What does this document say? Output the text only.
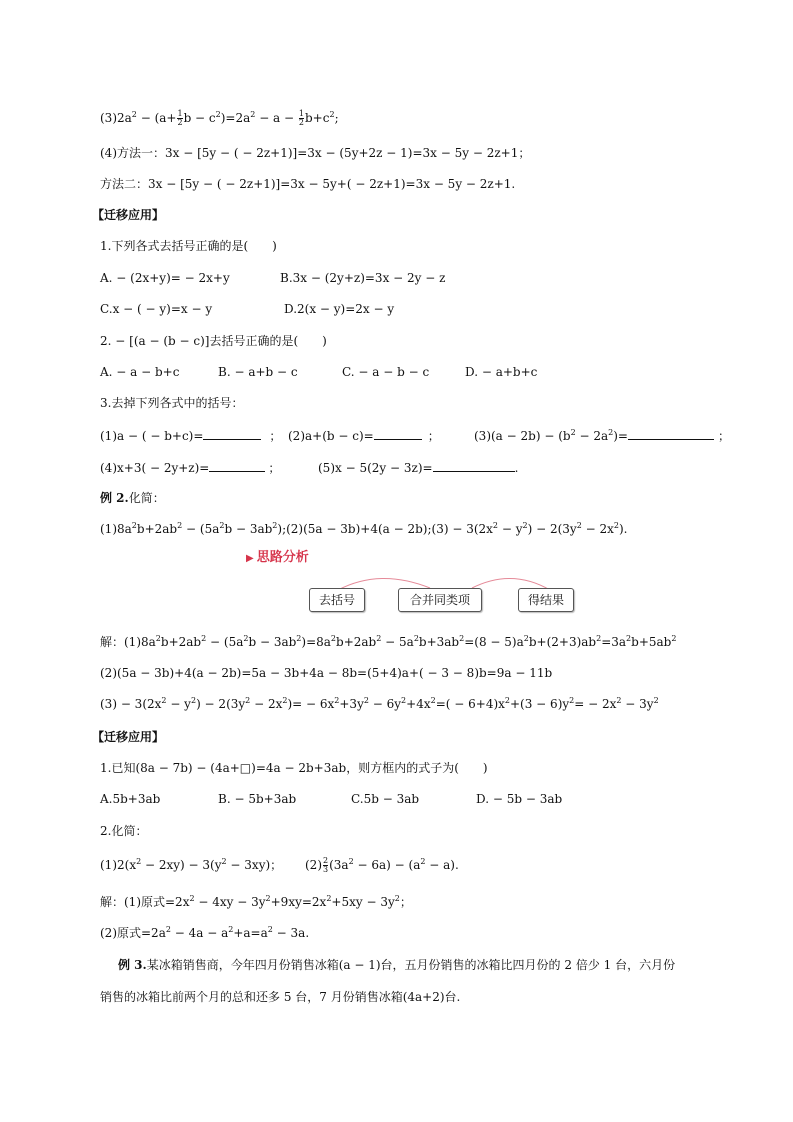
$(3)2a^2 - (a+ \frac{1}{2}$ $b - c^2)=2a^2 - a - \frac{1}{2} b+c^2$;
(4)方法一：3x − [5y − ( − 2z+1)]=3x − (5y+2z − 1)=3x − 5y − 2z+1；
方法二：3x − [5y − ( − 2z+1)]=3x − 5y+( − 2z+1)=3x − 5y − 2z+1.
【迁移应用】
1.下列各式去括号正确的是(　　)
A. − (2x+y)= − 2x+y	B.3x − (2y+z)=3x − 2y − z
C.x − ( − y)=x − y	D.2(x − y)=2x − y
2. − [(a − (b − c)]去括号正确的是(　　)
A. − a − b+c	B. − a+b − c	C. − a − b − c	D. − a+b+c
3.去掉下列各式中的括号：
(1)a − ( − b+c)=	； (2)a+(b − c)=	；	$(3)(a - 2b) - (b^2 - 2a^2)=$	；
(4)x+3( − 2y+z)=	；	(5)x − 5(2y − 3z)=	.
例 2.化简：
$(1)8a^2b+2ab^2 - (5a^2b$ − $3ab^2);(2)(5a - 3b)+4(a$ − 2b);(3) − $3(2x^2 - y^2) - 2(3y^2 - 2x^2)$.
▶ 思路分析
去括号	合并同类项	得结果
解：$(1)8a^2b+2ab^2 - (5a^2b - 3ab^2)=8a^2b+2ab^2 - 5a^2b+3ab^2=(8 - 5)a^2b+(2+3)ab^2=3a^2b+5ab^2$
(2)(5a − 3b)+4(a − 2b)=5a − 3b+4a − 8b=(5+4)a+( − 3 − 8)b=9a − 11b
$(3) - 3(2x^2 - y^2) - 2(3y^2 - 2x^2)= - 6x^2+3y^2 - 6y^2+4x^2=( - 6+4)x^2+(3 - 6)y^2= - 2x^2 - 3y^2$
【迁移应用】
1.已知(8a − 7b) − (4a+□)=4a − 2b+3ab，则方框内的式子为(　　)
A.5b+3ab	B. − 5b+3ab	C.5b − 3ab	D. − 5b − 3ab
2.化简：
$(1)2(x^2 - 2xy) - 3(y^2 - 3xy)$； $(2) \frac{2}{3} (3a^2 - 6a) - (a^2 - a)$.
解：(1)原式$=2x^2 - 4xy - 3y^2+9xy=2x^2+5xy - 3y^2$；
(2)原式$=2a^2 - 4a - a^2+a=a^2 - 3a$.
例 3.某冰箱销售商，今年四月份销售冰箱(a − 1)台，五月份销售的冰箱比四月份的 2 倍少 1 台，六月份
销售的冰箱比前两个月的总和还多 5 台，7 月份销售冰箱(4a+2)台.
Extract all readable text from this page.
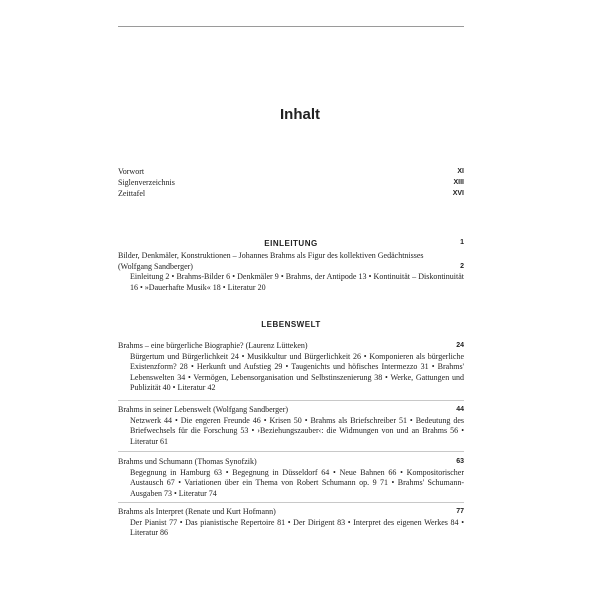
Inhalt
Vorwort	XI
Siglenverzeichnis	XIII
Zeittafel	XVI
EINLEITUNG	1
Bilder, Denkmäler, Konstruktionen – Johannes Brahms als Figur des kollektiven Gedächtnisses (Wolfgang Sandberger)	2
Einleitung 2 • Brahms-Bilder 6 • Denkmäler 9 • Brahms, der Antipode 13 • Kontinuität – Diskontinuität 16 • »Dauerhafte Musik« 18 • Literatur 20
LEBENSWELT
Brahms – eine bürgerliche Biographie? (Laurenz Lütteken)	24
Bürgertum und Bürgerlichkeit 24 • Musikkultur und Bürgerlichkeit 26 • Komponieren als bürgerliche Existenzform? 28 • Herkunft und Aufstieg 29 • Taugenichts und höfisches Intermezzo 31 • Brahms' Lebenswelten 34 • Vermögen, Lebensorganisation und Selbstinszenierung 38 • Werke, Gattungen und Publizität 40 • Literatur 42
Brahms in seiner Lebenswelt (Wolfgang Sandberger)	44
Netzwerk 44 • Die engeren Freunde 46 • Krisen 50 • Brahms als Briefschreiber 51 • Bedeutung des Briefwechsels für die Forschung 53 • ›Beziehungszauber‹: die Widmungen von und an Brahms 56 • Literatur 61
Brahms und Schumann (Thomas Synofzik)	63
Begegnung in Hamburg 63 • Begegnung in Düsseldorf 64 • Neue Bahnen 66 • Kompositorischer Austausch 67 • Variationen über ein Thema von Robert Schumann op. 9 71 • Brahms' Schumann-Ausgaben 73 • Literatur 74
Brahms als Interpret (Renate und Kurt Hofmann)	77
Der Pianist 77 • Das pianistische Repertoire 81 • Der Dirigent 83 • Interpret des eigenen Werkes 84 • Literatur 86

...

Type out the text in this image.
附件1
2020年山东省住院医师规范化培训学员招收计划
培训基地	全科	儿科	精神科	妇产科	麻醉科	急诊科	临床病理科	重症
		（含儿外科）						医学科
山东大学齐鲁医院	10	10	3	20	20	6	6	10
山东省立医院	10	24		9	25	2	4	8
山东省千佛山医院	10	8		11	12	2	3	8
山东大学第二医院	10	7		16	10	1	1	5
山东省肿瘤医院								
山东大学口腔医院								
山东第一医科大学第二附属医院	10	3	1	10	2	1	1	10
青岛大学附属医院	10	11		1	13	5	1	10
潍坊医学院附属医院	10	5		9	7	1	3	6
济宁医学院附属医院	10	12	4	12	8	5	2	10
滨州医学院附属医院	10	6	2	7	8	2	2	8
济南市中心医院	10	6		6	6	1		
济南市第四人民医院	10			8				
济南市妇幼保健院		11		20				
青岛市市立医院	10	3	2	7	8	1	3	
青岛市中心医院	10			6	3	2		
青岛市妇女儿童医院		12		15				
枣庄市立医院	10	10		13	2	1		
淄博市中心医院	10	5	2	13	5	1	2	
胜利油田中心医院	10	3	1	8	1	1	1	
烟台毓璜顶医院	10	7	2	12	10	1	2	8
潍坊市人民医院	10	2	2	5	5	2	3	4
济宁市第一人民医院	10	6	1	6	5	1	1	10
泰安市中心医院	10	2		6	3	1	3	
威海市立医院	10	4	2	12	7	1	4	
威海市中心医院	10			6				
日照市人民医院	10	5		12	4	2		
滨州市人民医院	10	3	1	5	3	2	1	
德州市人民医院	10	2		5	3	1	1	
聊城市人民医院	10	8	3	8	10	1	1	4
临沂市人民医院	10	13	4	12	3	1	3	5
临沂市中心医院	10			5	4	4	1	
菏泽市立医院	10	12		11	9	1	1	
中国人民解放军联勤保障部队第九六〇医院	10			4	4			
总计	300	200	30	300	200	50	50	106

▸ **BRIEF**
The word "Sandberger" appears in how many lines of the data? Answer with only the number.

▸ **RESPONSE TO THE TASK**
2